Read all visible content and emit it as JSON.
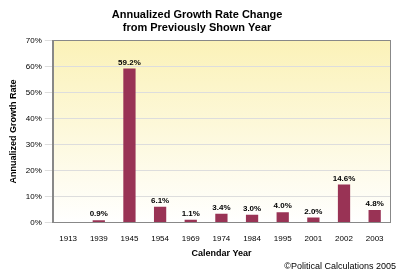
{
  "chart_data": {
    "type": "bar",
    "title": [
      "Annualized Growth Rate Change",
      "from Previously Shown Year"
    ],
    "x_label": "Calendar Year",
    "y_label": "Annualized Growth Rate",
    "annotation": "©Political Calculations 2005",
    "categories": [
      "1913",
      "1939",
      "1945",
      "1954",
      "1969",
      "1974",
      "1984",
      "1995",
      "2001",
      "2002",
      "2003"
    ],
    "values": [
      null,
      0.9,
      59.2,
      6.1,
      1.1,
      3.4,
      3.0,
      4.0,
      2.0,
      14.6,
      4.8
    ],
    "value_labels": [
      null,
      "0.9%",
      "59.2%",
      "6.1%",
      "1.1%",
      "3.4%",
      "3.0%",
      "4.0%",
      "2.0%",
      "14.6%",
      "4.8%"
    ],
    "data_labels": true,
    "color": "#993355",
    "ylim": [
      0,
      70
    ],
    "yticks": [
      {
        "value": 0,
        "label": "0%"
      },
      {
        "value": 10,
        "label": "10%"
      },
      {
        "value": 20,
        "label": "20%"
      },
      {
        "value": 30,
        "label": "30%"
      },
      {
        "value": 40,
        "label": "40%"
      },
      {
        "value": 50,
        "label": "50%"
      },
      {
        "value": 60,
        "label": "60%"
      },
      {
        "value": 70,
        "label": "70%"
      }
    ],
    "grid": true
  }
}
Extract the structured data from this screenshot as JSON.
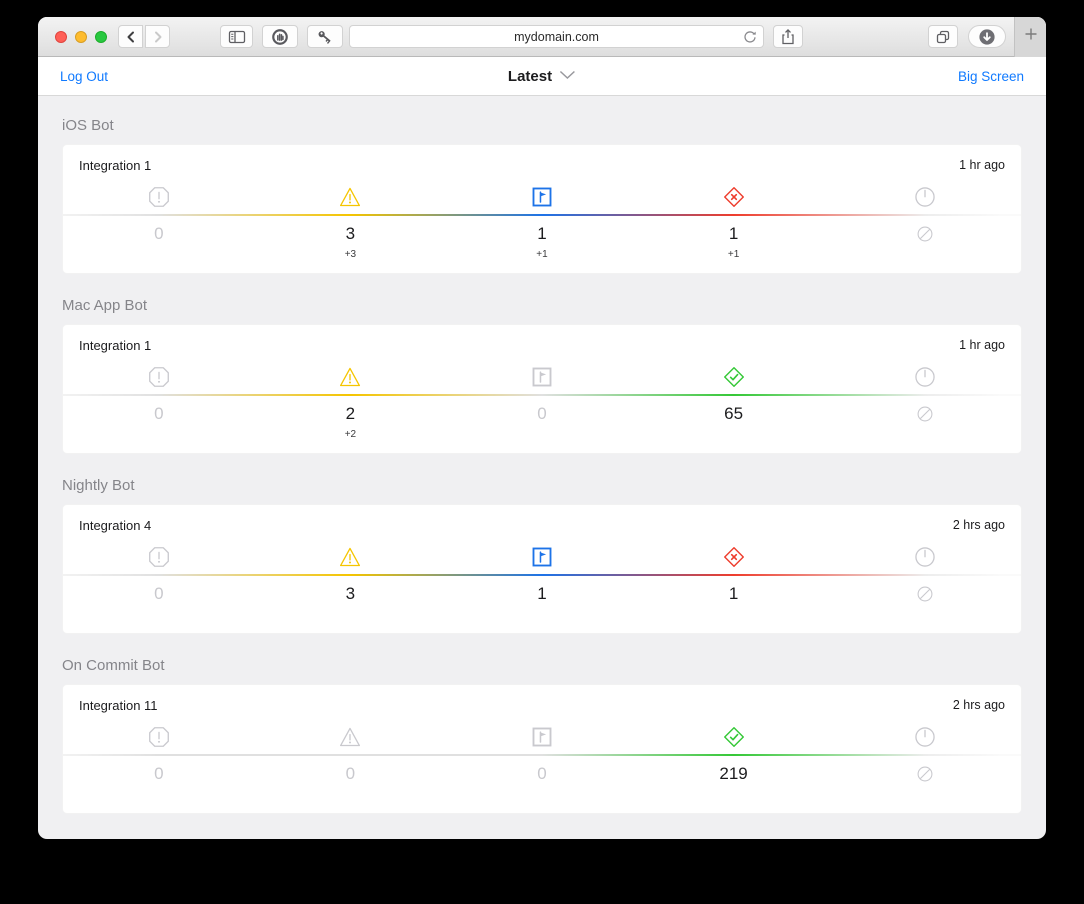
{
  "browser": {
    "url": "mydomain.com"
  },
  "nav": {
    "log_out": "Log Out",
    "title": "Latest",
    "big_screen": "Big Screen"
  },
  "status_colors": {
    "inactive": "#c9c9ce",
    "warning": "#f5c500",
    "analysis": "#1d73e8",
    "failed": "#ee3d2d",
    "passed": "#35c837"
  },
  "bots": [
    {
      "name": "iOS Bot",
      "integration": "Integration 1",
      "time": "1 hr ago",
      "metrics": [
        {
          "kind": "errors",
          "icon": "octagon-exclamation-icon",
          "state": "inactive",
          "value": "0",
          "delta": null
        },
        {
          "kind": "warnings",
          "icon": "warning-triangle-icon",
          "state": "warning",
          "value": "3",
          "delta": "+3"
        },
        {
          "kind": "analysis",
          "icon": "analysis-flag-icon",
          "state": "analysis",
          "value": "1",
          "delta": "+1"
        },
        {
          "kind": "test-failures",
          "icon": "failed-diamond-icon",
          "state": "failed",
          "value": "1",
          "delta": "+1"
        },
        {
          "kind": "duration",
          "icon": "clock-icon",
          "state": "inactive",
          "value": null,
          "delta": null
        }
      ]
    },
    {
      "name": "Mac App Bot",
      "integration": "Integration 1",
      "time": "1 hr ago",
      "metrics": [
        {
          "kind": "errors",
          "icon": "octagon-exclamation-icon",
          "state": "inactive",
          "value": "0",
          "delta": null
        },
        {
          "kind": "warnings",
          "icon": "warning-triangle-icon",
          "state": "warning",
          "value": "2",
          "delta": "+2"
        },
        {
          "kind": "analysis",
          "icon": "analysis-flag-icon",
          "state": "inactive",
          "value": "0",
          "delta": null
        },
        {
          "kind": "tests-passed",
          "icon": "passed-diamond-icon",
          "state": "passed",
          "value": "65",
          "delta": null
        },
        {
          "kind": "duration",
          "icon": "clock-icon",
          "state": "inactive",
          "value": null,
          "delta": null
        }
      ]
    },
    {
      "name": "Nightly Bot",
      "integration": "Integration 4",
      "time": "2 hrs ago",
      "metrics": [
        {
          "kind": "errors",
          "icon": "octagon-exclamation-icon",
          "state": "inactive",
          "value": "0",
          "delta": null
        },
        {
          "kind": "warnings",
          "icon": "warning-triangle-icon",
          "state": "warning",
          "value": "3",
          "delta": null
        },
        {
          "kind": "analysis",
          "icon": "analysis-flag-icon",
          "state": "analysis",
          "value": "1",
          "delta": null
        },
        {
          "kind": "test-failures",
          "icon": "failed-diamond-icon",
          "state": "failed",
          "value": "1",
          "delta": null
        },
        {
          "kind": "duration",
          "icon": "clock-icon",
          "state": "inactive",
          "value": null,
          "delta": null
        }
      ]
    },
    {
      "name": "On Commit Bot",
      "integration": "Integration 11",
      "time": "2 hrs ago",
      "metrics": [
        {
          "kind": "errors",
          "icon": "octagon-exclamation-icon",
          "state": "inactive",
          "value": "0",
          "delta": null
        },
        {
          "kind": "warnings",
          "icon": "warning-triangle-icon",
          "state": "inactive",
          "value": "0",
          "delta": null
        },
        {
          "kind": "analysis",
          "icon": "analysis-flag-icon",
          "state": "inactive",
          "value": "0",
          "delta": null
        },
        {
          "kind": "tests-passed",
          "icon": "passed-diamond-icon",
          "state": "passed",
          "value": "219",
          "delta": null
        },
        {
          "kind": "duration",
          "icon": "clock-icon",
          "state": "inactive",
          "value": null,
          "delta": null
        }
      ]
    }
  ]
}
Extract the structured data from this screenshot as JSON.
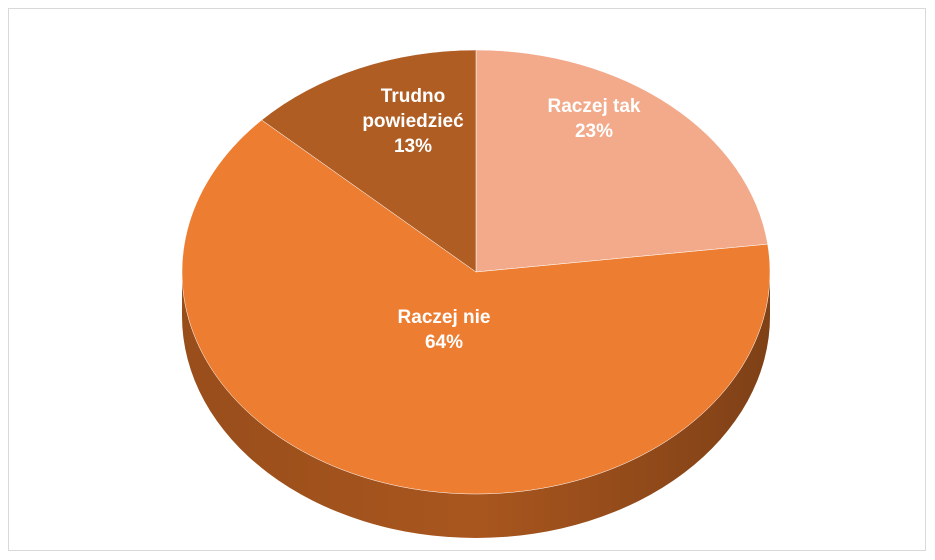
{
  "chart_data": {
    "type": "pie",
    "style": "3d",
    "slices": [
      {
        "label": "Raczej tak",
        "label_lines": [
          "Raczej tak"
        ],
        "value": 23,
        "value_label": "23%",
        "color": "#F2AA8A",
        "side_color": "#C98A6C"
      },
      {
        "label": "Raczej nie",
        "label_lines": [
          "Raczej nie"
        ],
        "value": 64,
        "value_label": "64%",
        "color": "#ED7D31",
        "side_color": "#A9561E"
      },
      {
        "label": "Trudno powiedzieć",
        "label_lines": [
          "Trudno",
          "powiedzieć"
        ],
        "value": 13,
        "value_label": "13%",
        "color": "#B05D24",
        "side_color": "#7A3F16"
      }
    ],
    "start_angle_deg": 0,
    "direction": "clockwise",
    "legend": "none"
  }
}
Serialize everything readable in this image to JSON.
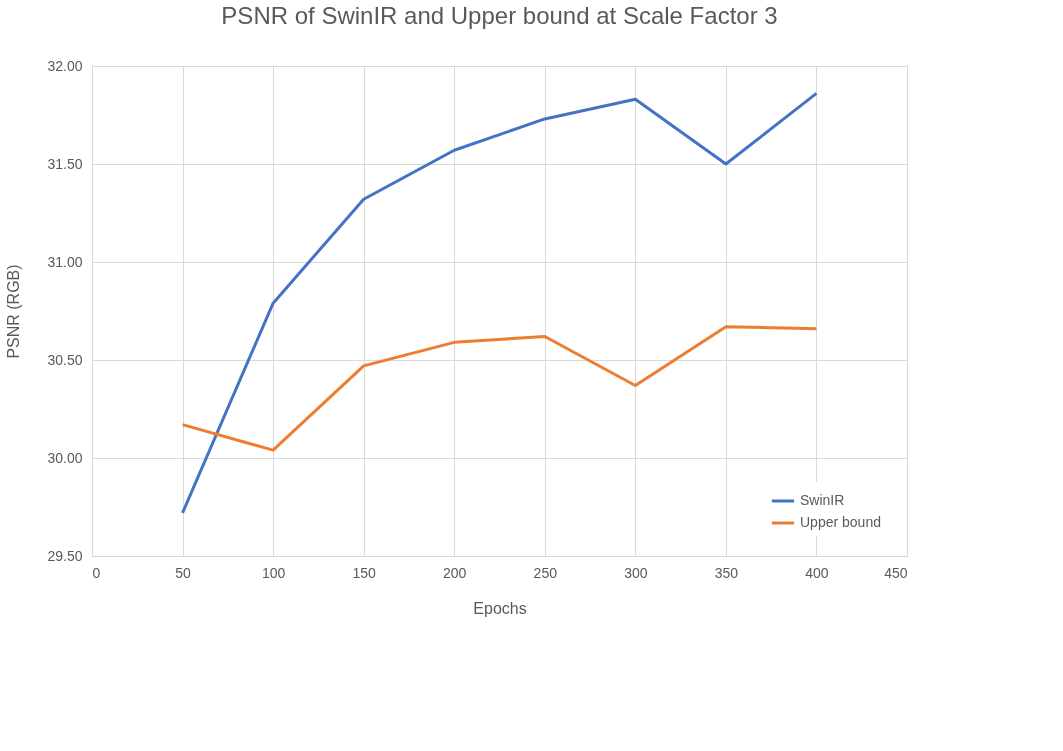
{
  "chart_data": {
    "type": "line",
    "title": "PSNR of SwinIR and Upper bound at Scale Factor 3",
    "xlabel": "Epochs",
    "ylabel": "PSNR (RGB)",
    "x": [
      50,
      100,
      150,
      200,
      250,
      300,
      350,
      400
    ],
    "series": [
      {
        "name": "SwinIR",
        "color": "#4472c4",
        "values": [
          29.72,
          30.79,
          31.32,
          31.57,
          31.73,
          31.83,
          31.5,
          31.86
        ]
      },
      {
        "name": "Upper bound",
        "color": "#ed7d31",
        "values": [
          30.17,
          30.04,
          30.47,
          30.59,
          30.62,
          30.37,
          30.67,
          30.66
        ]
      }
    ],
    "xlim": [
      0,
      450
    ],
    "xticks": [
      0,
      50,
      100,
      150,
      200,
      250,
      300,
      350,
      400,
      450
    ],
    "ylim": [
      29.5,
      32.0
    ],
    "yticks": [
      {
        "value": 29.5,
        "label": "29.50"
      },
      {
        "value": 30.0,
        "label": "30.00"
      },
      {
        "value": 30.5,
        "label": "30.50"
      },
      {
        "value": 31.0,
        "label": "31.00"
      },
      {
        "value": 31.5,
        "label": "31.50"
      },
      {
        "value": 32.0,
        "label": "32.00"
      }
    ],
    "grid": true,
    "legend": "bottom right",
    "marker": "none",
    "line_style": "solid"
  }
}
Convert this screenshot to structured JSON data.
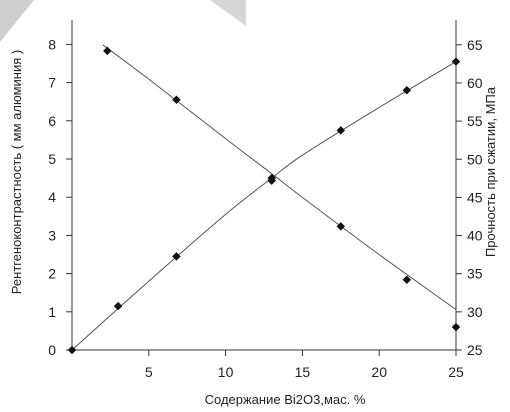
{
  "chart_data": {
    "type": "scatter",
    "xlabel": "Содержание Bi2O3,мас. %",
    "ylabel_left": "Рентгеноконтрастность ( мм алюминия )",
    "ylabel_right": "Прочность при сжатии, МПа",
    "xlim": [
      0,
      25
    ],
    "x_ticks": [
      5,
      10,
      15,
      20,
      25
    ],
    "ylim_left": [
      0,
      8.7
    ],
    "y_ticks_left": [
      0,
      1,
      2,
      3,
      4,
      5,
      6,
      7,
      8
    ],
    "ylim_right": [
      25,
      66
    ],
    "y_ticks_right": [
      25,
      30,
      35,
      40,
      45,
      50,
      55,
      60,
      65
    ],
    "grid": false,
    "legend": "none",
    "series": [
      {
        "axis": "left",
        "x": [
          0,
          3.0,
          6.8,
          13.0,
          17.5,
          21.8,
          25.0
        ],
        "y": [
          0.0,
          1.15,
          2.45,
          4.5,
          5.75,
          6.8,
          7.55
        ],
        "fit_x": [
          0,
          5,
          10,
          13,
          15,
          20,
          25
        ],
        "fit_y": [
          0.0,
          1.8,
          3.55,
          4.5,
          5.1,
          6.35,
          7.55
        ]
      },
      {
        "axis": "right",
        "x": [
          2.3,
          6.8,
          13.0,
          17.5,
          21.8,
          25.0
        ],
        "y": [
          64.2,
          57.8,
          47.2,
          41.2,
          34.2,
          28.0
        ],
        "fit_x": [
          2.0,
          5,
          10,
          13,
          15,
          20,
          25
        ],
        "fit_y": [
          65.0,
          60.5,
          52.7,
          48.1,
          45.0,
          37.5,
          30.3
        ]
      }
    ]
  }
}
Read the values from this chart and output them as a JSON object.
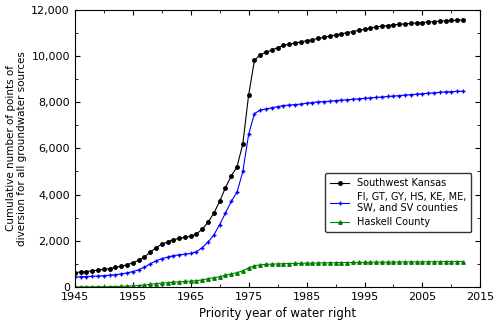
{
  "title": "",
  "xlabel": "Priority year of water right",
  "ylabel": "Cumulative number of points of\ndiversion for all groundwater sources",
  "xlim": [
    1945,
    2015
  ],
  "ylim": [
    0,
    12000
  ],
  "yticks": [
    0,
    2000,
    4000,
    6000,
    8000,
    10000,
    12000
  ],
  "xticks": [
    1945,
    1955,
    1965,
    1975,
    1985,
    1995,
    2005,
    2015
  ],
  "sw_kansas": {
    "x": [
      1945,
      1946,
      1947,
      1948,
      1949,
      1950,
      1951,
      1952,
      1953,
      1954,
      1955,
      1956,
      1957,
      1958,
      1959,
      1960,
      1961,
      1962,
      1963,
      1964,
      1965,
      1966,
      1967,
      1968,
      1969,
      1970,
      1971,
      1972,
      1973,
      1974,
      1975,
      1976,
      1977,
      1978,
      1979,
      1980,
      1981,
      1982,
      1983,
      1984,
      1985,
      1986,
      1987,
      1988,
      1989,
      1990,
      1991,
      1992,
      1993,
      1994,
      1995,
      1996,
      1997,
      1998,
      1999,
      2000,
      2001,
      2002,
      2003,
      2004,
      2005,
      2006,
      2007,
      2008,
      2009,
      2010,
      2011,
      2012
    ],
    "y": [
      620,
      650,
      670,
      700,
      730,
      760,
      800,
      850,
      900,
      960,
      1050,
      1150,
      1300,
      1500,
      1700,
      1850,
      1950,
      2050,
      2100,
      2150,
      2200,
      2300,
      2500,
      2800,
      3200,
      3700,
      4300,
      4800,
      5200,
      6200,
      8300,
      9800,
      10050,
      10150,
      10250,
      10350,
      10450,
      10500,
      10550,
      10600,
      10650,
      10700,
      10750,
      10800,
      10850,
      10900,
      10950,
      11000,
      11050,
      11100,
      11150,
      11200,
      11250,
      11280,
      11310,
      11340,
      11360,
      11380,
      11400,
      11420,
      11440,
      11460,
      11480,
      11500,
      11520,
      11530,
      11540,
      11550
    ],
    "color": "#000000",
    "marker": "o",
    "markersize": 2.5,
    "label": "Southwest Kansas"
  },
  "fi_counties": {
    "x": [
      1945,
      1946,
      1947,
      1948,
      1949,
      1950,
      1951,
      1952,
      1953,
      1954,
      1955,
      1956,
      1957,
      1958,
      1959,
      1960,
      1961,
      1962,
      1963,
      1964,
      1965,
      1966,
      1967,
      1968,
      1969,
      1970,
      1971,
      1972,
      1973,
      1974,
      1975,
      1976,
      1977,
      1978,
      1979,
      1980,
      1981,
      1982,
      1983,
      1984,
      1985,
      1986,
      1987,
      1988,
      1989,
      1990,
      1991,
      1992,
      1993,
      1994,
      1995,
      1996,
      1997,
      1998,
      1999,
      2000,
      2001,
      2002,
      2003,
      2004,
      2005,
      2006,
      2007,
      2008,
      2009,
      2010,
      2011,
      2012
    ],
    "y": [
      430,
      445,
      455,
      465,
      475,
      490,
      510,
      535,
      565,
      610,
      670,
      740,
      860,
      1000,
      1130,
      1230,
      1290,
      1360,
      1390,
      1420,
      1450,
      1530,
      1700,
      1950,
      2250,
      2700,
      3200,
      3700,
      4100,
      5000,
      6600,
      7500,
      7650,
      7700,
      7750,
      7800,
      7850,
      7870,
      7890,
      7910,
      7950,
      7980,
      8010,
      8020,
      8040,
      8060,
      8080,
      8100,
      8120,
      8140,
      8160,
      8180,
      8200,
      8220,
      8240,
      8260,
      8280,
      8300,
      8320,
      8340,
      8360,
      8380,
      8400,
      8420,
      8440,
      8450,
      8460,
      8470
    ],
    "color": "#0000ff",
    "marker": "+",
    "markersize": 3.5,
    "label": "FI, GT, GY, HS, KE, ME,\nSW, and SV counties"
  },
  "haskell": {
    "x": [
      1945,
      1946,
      1947,
      1948,
      1949,
      1950,
      1951,
      1952,
      1953,
      1954,
      1955,
      1956,
      1957,
      1958,
      1959,
      1960,
      1961,
      1962,
      1963,
      1964,
      1965,
      1966,
      1967,
      1968,
      1969,
      1970,
      1971,
      1972,
      1973,
      1974,
      1975,
      1976,
      1977,
      1978,
      1979,
      1980,
      1981,
      1982,
      1983,
      1984,
      1985,
      1986,
      1987,
      1988,
      1989,
      1990,
      1991,
      1992,
      1993,
      1994,
      1995,
      1996,
      1997,
      1998,
      1999,
      2000,
      2001,
      2002,
      2003,
      2004,
      2005,
      2006,
      2007,
      2008,
      2009,
      2010,
      2011,
      2012
    ],
    "y": [
      5,
      6,
      8,
      10,
      12,
      15,
      18,
      22,
      28,
      38,
      50,
      65,
      90,
      115,
      145,
      170,
      190,
      210,
      225,
      240,
      255,
      275,
      310,
      360,
      400,
      450,
      510,
      570,
      620,
      700,
      830,
      920,
      960,
      980,
      990,
      1000,
      1010,
      1015,
      1020,
      1025,
      1030,
      1035,
      1040,
      1045,
      1048,
      1052,
      1056,
      1060,
      1063,
      1066,
      1069,
      1072,
      1075,
      1077,
      1079,
      1081,
      1083,
      1085,
      1087,
      1089,
      1091,
      1093,
      1095,
      1097,
      1098,
      1099,
      1100,
      1101
    ],
    "color": "#008000",
    "marker": "^",
    "markersize": 2.5,
    "label": "Haskell County"
  }
}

Written exercise: Review the material and copy each line in which the word "from" appears.

Right answer:
      "from Previously Shown Year"
Extract the structured data from this screenshot as JSON.
Extract the structured data from this screenshot as JSON.
Read the values from this chart and output them as a JSON object.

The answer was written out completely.